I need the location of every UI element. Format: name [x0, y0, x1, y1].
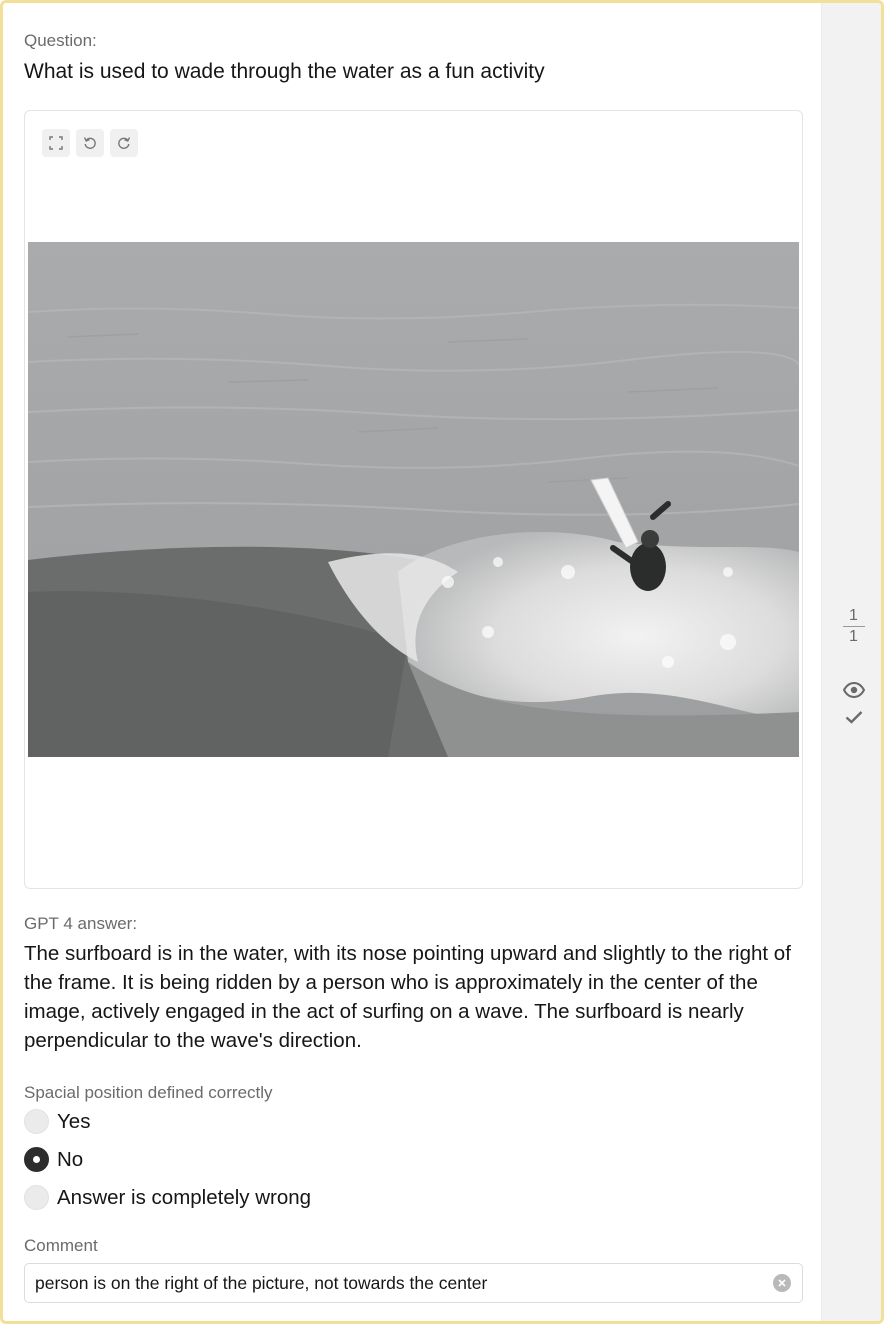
- page-current: 1: [849, 607, 858, 624]
- fit-screen-icon: [49, 136, 63, 150]
- rotate-right-button[interactable]: [110, 129, 138, 157]
- page-counter: 1 1: [822, 606, 881, 647]
- clear-comment-button[interactable]: [773, 1274, 791, 1292]
- eye-icon: [843, 682, 865, 698]
- question-text: What is used to wade through the water a…: [24, 60, 545, 83]
- fit-screen-button[interactable]: [42, 129, 70, 157]
- option-completely-wrong[interactable]: Answer is completely wrong: [24, 1185, 311, 1210]
- right-rail: 1 1: [821, 3, 881, 1321]
- answer-label: GPT 4 answer:: [24, 914, 138, 933]
- comment-input[interactable]: [24, 1263, 803, 1303]
- image-toolbar: [42, 129, 138, 157]
- rotate-left-icon: [83, 137, 96, 149]
- answer-text: The surfboard is in the water, with its …: [24, 942, 791, 1052]
- spatial-question-label: Spacial position defined correctly: [24, 1083, 273, 1102]
- radio-no[interactable]: [24, 1147, 49, 1172]
- rotate-left-button[interactable]: [76, 129, 104, 157]
- rotate-right-icon: [118, 137, 131, 149]
- image-viewer: [24, 110, 803, 889]
- preview-button[interactable]: [842, 678, 866, 702]
- task-card: Question: What is used to wade through t…: [0, 0, 884, 1324]
- approve-button[interactable]: [842, 705, 866, 729]
- check-icon: [845, 711, 863, 724]
- comment-label: Comment: [24, 1236, 98, 1255]
- page-total: 1: [849, 628, 858, 645]
- option-no[interactable]: No: [24, 1147, 83, 1172]
- task-content: Question: What is used to wade through t…: [3, 3, 821, 1321]
- option-yes[interactable]: Yes: [24, 1109, 90, 1134]
- question-label: Question:: [24, 31, 97, 50]
- radio-completely-wrong[interactable]: [24, 1185, 49, 1210]
- surfer-photo: [28, 242, 799, 757]
- close-icon: [778, 1279, 786, 1287]
- radio-yes[interactable]: [24, 1109, 49, 1134]
- option-yes-label: Yes: [57, 1109, 91, 1133]
- option-no-label: No: [57, 1147, 84, 1171]
- option-completely-wrong-label: Answer is completely wrong: [57, 1185, 312, 1209]
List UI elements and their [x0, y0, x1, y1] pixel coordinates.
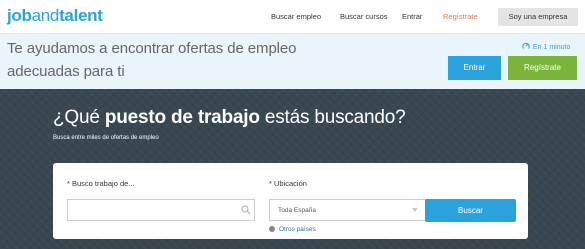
location-select[interactable]: Toda España: [269, 199, 426, 221]
other-countries-link[interactable]: Otros países: [269, 225, 316, 234]
magnifier-icon: [241, 205, 251, 215]
hero-title-bold: puesto de trabajo: [104, 107, 260, 128]
nav-job-search-link[interactable]: Buscar empleo: [271, 12, 321, 22]
quick-signup-note: En 1 minuto: [522, 42, 570, 52]
quick-signup-text: En 1 minuto: [533, 44, 571, 51]
hero-title: ¿Qué puesto de trabajo estás buscando?: [53, 107, 406, 129]
banner-register-button[interactable]: Regístrate: [508, 56, 577, 80]
hero-search-section: ¿Qué puesto de trabajo estás buscando? B…: [0, 89, 585, 249]
banner-login-button[interactable]: Entrar: [448, 56, 501, 80]
hero-subtitle: Busca entre miles de ofertas de empleo: [53, 135, 159, 141]
caret-down-icon: [412, 208, 418, 212]
nav-register-link[interactable]: Regístrate: [443, 12, 478, 22]
location-selected-value: Toda España: [278, 207, 316, 214]
hero-title-pre: ¿Qué: [53, 107, 105, 128]
search-button[interactable]: Buscar: [425, 199, 516, 222]
nav-course-search-link[interactable]: Buscar cursos: [340, 12, 388, 22]
search-form-card: * Busco trabajo de... * Ubicación Toda E…: [53, 163, 528, 239]
logo[interactable]: jobandtalent: [7, 6, 103, 26]
globe-icon: [269, 226, 275, 232]
timer-icon: [522, 42, 530, 49]
logo-part-and: and: [31, 6, 60, 25]
nav-login-link[interactable]: Entrar: [402, 12, 422, 22]
company-button[interactable]: Soy una empresa: [498, 8, 578, 26]
job-search-input[interactable]: [67, 199, 255, 221]
other-countries-text: Otros países: [279, 226, 316, 233]
logo-part-job: job: [7, 6, 32, 25]
top-navbar: jobandtalent Buscar empleo Buscar cursos…: [0, 0, 585, 34]
banner-headline-line1: Te ayudamos a encontrar ofertas de emple…: [7, 40, 297, 57]
job-field-label: * Busco trabajo de...: [67, 179, 135, 188]
banner-headline-line2: adecuadas para ti: [7, 63, 125, 80]
location-field-label: * Ubicación: [269, 179, 307, 188]
logo-part-talent: talent: [59, 6, 103, 25]
hero-title-post: estás buscando?: [259, 107, 406, 128]
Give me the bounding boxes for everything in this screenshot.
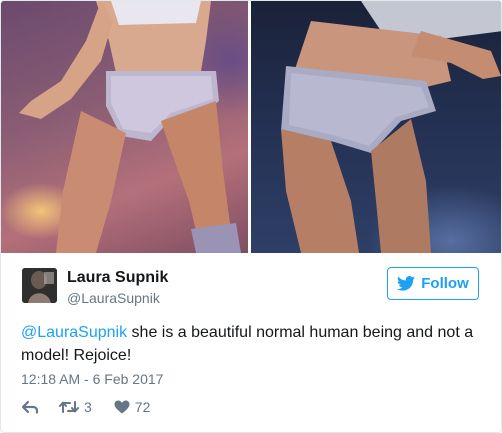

■ Request
Work out how many lines of the items contain the string "headline". Give the number only.

■ Correct answer
2